PROBLEM REQUIREMENTS
Each line that follows should be printed again exactly as it stands.

PROVIDED ENTRIES
* * * * * * * * *
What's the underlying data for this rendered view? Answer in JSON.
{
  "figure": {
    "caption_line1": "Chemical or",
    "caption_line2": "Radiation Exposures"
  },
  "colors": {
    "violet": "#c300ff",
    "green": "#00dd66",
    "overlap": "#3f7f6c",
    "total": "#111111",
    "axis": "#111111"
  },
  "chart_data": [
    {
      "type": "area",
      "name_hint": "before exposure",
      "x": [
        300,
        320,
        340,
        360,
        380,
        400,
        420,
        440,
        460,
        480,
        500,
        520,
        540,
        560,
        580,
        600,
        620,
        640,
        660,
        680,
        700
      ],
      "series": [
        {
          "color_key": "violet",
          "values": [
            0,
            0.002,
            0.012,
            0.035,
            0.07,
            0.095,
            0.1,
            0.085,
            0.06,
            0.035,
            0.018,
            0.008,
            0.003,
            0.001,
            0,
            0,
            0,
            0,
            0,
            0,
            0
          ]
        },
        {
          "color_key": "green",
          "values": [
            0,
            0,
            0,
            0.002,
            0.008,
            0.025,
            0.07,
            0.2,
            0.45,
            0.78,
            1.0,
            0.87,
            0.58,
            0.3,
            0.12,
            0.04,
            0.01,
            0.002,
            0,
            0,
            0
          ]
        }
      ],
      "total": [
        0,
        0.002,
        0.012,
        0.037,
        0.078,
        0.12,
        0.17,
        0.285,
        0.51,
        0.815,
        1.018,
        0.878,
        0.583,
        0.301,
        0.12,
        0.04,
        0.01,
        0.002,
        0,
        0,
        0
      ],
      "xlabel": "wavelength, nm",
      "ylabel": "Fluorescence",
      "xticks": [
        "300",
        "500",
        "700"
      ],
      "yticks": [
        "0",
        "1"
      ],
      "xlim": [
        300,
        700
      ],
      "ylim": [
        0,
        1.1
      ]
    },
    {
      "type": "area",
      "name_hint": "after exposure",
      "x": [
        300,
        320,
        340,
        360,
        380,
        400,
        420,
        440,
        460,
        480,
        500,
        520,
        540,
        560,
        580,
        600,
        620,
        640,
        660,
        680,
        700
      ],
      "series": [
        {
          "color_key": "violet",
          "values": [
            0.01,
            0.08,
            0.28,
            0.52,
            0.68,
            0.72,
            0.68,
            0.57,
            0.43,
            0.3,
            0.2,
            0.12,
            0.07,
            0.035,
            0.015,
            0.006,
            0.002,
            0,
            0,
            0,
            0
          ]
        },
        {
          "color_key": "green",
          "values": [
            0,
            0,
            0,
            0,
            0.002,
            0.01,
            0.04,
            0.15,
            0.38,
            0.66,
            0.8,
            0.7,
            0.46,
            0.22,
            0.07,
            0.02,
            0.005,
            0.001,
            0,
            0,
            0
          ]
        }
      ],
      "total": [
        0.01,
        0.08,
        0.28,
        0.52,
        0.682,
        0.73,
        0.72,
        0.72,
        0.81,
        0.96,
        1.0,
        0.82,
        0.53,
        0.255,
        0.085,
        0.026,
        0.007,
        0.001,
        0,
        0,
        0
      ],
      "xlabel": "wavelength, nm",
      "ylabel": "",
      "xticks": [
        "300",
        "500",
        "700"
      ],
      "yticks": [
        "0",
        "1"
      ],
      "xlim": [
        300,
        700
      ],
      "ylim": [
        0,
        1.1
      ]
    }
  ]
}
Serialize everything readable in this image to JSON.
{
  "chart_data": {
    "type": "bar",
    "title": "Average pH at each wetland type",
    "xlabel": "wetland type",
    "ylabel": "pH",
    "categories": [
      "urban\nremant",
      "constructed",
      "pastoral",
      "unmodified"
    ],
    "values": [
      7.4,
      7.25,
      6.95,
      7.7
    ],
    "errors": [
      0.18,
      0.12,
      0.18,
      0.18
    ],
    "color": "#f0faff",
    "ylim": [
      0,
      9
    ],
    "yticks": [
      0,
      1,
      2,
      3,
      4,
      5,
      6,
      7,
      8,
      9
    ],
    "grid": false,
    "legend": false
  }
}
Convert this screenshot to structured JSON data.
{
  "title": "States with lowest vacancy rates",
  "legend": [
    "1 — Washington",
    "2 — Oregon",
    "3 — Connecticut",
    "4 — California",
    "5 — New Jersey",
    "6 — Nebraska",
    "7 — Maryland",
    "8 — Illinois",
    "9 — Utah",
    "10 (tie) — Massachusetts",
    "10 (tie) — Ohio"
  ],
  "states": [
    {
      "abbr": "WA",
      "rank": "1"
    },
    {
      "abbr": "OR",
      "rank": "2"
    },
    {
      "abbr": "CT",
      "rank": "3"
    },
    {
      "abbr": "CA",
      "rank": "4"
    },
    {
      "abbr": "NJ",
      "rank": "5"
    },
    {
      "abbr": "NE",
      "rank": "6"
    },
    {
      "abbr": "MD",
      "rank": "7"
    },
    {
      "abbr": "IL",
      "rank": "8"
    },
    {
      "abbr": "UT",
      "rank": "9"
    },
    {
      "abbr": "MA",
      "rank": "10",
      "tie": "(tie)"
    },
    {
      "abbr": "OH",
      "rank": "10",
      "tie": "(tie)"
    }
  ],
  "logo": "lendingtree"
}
* * * * * * * * *
REPLY
What's the underlying data for this rendered view? Answer in JSON.
{
  "figure": {
    "caption_line1": "Chemical or",
    "caption_line2": "Radiation Exposures"
  },
  "colors": {
    "violet": "#c300ff",
    "green": "#00dd66",
    "overlap": "#3f7f6c",
    "total": "#111111",
    "axis": "#111111"
  },
  "chart_data": [
    {
      "type": "area",
      "name_hint": "before exposure",
      "x": [
        300,
        320,
        340,
        360,
        380,
        400,
        420,
        440,
        460,
        480,
        500,
        520,
        540,
        560,
        580,
        600,
        620,
        640,
        660,
        680,
        700
      ],
      "series": [
        {
          "color_key": "violet",
          "values": [
            0,
            0.002,
            0.012,
            0.035,
            0.07,
            0.095,
            0.1,
            0.085,
            0.06,
            0.035,
            0.018,
            0.008,
            0.003,
            0.001,
            0,
            0,
            0,
            0,
            0,
            0,
            0
          ]
        },
        {
          "color_key": "green",
          "values": [
            0,
            0,
            0,
            0.002,
            0.008,
            0.025,
            0.07,
            0.2,
            0.45,
            0.78,
            1.0,
            0.87,
            0.58,
            0.3,
            0.12,
            0.04,
            0.01,
            0.002,
            0,
            0,
            0
          ]
        }
      ],
      "total": [
        0,
        0.002,
        0.012,
        0.037,
        0.078,
        0.12,
        0.17,
        0.285,
        0.51,
        0.815,
        1.018,
        0.878,
        0.583,
        0.301,
        0.12,
        0.04,
        0.01,
        0.002,
        0,
        0,
        0
      ],
      "xlabel": "wavelength, nm",
      "ylabel": "Fluorescence",
      "xticks": [
        "300",
        "500",
        "700"
      ],
      "yticks": [
        "0",
        "1"
      ],
      "xlim": [
        300,
        700
      ],
      "ylim": [
        0,
        1.1
      ]
    },
    {
      "type": "area",
      "name_hint": "after exposure",
      "x": [
        300,
        320,
        340,
        360,
        380,
        400,
        420,
        440,
        460,
        480,
        500,
        520,
        540,
        560,
        580,
        600,
        620,
        640,
        660,
        680,
        700
      ],
      "series": [
        {
          "color_key": "violet",
          "values": [
            0.01,
            0.08,
            0.28,
            0.52,
            0.68,
            0.72,
            0.68,
            0.57,
            0.43,
            0.3,
            0.2,
            0.12,
            0.07,
            0.035,
            0.015,
            0.006,
            0.002,
            0,
            0,
            0,
            0
          ]
        },
        {
          "color_key": "green",
          "values": [
            0,
            0,
            0,
            0,
            0.002,
            0.01,
            0.04,
            0.15,
            0.38,
            0.66,
            0.8,
            0.7,
            0.46,
            0.22,
            0.07,
            0.02,
            0.005,
            0.001,
            0,
            0,
            0
          ]
        }
      ],
      "total": [
        0.01,
        0.08,
        0.28,
        0.52,
        0.682,
        0.73,
        0.72,
        0.72,
        0.81,
        0.96,
        1.0,
        0.82,
        0.53,
        0.255,
        0.085,
        0.026,
        0.007,
        0.001,
        0,
        0,
        0
      ],
      "xlabel": "wavelength, nm",
      "ylabel": "",
      "xticks": [
        "300",
        "500",
        "700"
      ],
      "yticks": [
        "0",
        "1"
      ],
      "xlim": [
        300,
        700
      ],
      "ylim": [
        0,
        1.1
      ]
    }
  ]
}
Serialize everything readable in this image to JSON.
{
  "chart_data": {
    "type": "bar",
    "title": "Average pH at each wetland type",
    "xlabel": "wetland type",
    "ylabel": "pH",
    "categories": [
      "urban\nremant",
      "constructed",
      "pastoral",
      "unmodified"
    ],
    "values": [
      7.4,
      7.25,
      6.95,
      7.7
    ],
    "errors": [
      0.18,
      0.12,
      0.18,
      0.18
    ],
    "color": "#f0faff",
    "ylim": [
      0,
      9
    ],
    "yticks": [
      0,
      1,
      2,
      3,
      4,
      5,
      6,
      7,
      8,
      9
    ],
    "grid": false,
    "legend": false
  }
}
Convert this screenshot to structured JSON data.
{
  "title": "States with lowest vacancy rates",
  "legend": [
    "1 — Washington",
    "2 — Oregon",
    "3 — Connecticut",
    "4 — California",
    "5 — New Jersey",
    "6 — Nebraska",
    "7 — Maryland",
    "8 — Illinois",
    "9 — Utah",
    "10 (tie) — Massachusetts",
    "10 (tie) — Ohio"
  ],
  "states": [
    {
      "abbr": "WA",
      "rank": "1"
    },
    {
      "abbr": "OR",
      "rank": "2"
    },
    {
      "abbr": "CT",
      "rank": "3"
    },
    {
      "abbr": "CA",
      "rank": "4"
    },
    {
      "abbr": "NJ",
      "rank": "5"
    },
    {
      "abbr": "NE",
      "rank": "6"
    },
    {
      "abbr": "MD",
      "rank": "7"
    },
    {
      "abbr": "IL",
      "rank": "8"
    },
    {
      "abbr": "UT",
      "rank": "9"
    },
    {
      "abbr": "MA",
      "rank": "10",
      "tie": "(tie)"
    },
    {
      "abbr": "OH",
      "rank": "10",
      "tie": "(tie)"
    }
  ],
  "logo": "lendingtree"
}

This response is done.